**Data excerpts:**
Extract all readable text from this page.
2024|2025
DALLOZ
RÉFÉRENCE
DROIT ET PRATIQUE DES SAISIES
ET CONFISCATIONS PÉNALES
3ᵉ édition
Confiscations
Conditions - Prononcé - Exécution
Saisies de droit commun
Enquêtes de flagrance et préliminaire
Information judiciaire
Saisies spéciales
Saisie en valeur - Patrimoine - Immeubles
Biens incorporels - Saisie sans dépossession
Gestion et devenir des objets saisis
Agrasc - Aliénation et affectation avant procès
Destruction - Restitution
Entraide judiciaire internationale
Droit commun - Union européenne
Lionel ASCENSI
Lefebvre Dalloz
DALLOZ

**Work to be completed:**
Each line of the material must be restated exactly.

**Answer to the problem:**
Extract all readable text from this page.
2024|2025
DALLOZ
RÉFÉRENCE
DROIT ET PRATIQUE DES SAISIES
ET CONFISCATIONS PÉNALES
3ᵉ édition
Confiscations
Conditions - Prononcé - Exécution
Saisies de droit commun
Enquêtes de flagrance et préliminaire
Information judiciaire
Saisies spéciales
Saisie en valeur - Patrimoine - Immeubles
Biens incorporels - Saisie sans dépossession
Gestion et devenir des objets saisis
Agrasc - Aliénation et affectation avant procès
Destruction - Restitution
Entraide judiciaire internationale
Droit commun - Union européenne
Lionel ASCENSI
Lefebvre Dalloz
DALLOZ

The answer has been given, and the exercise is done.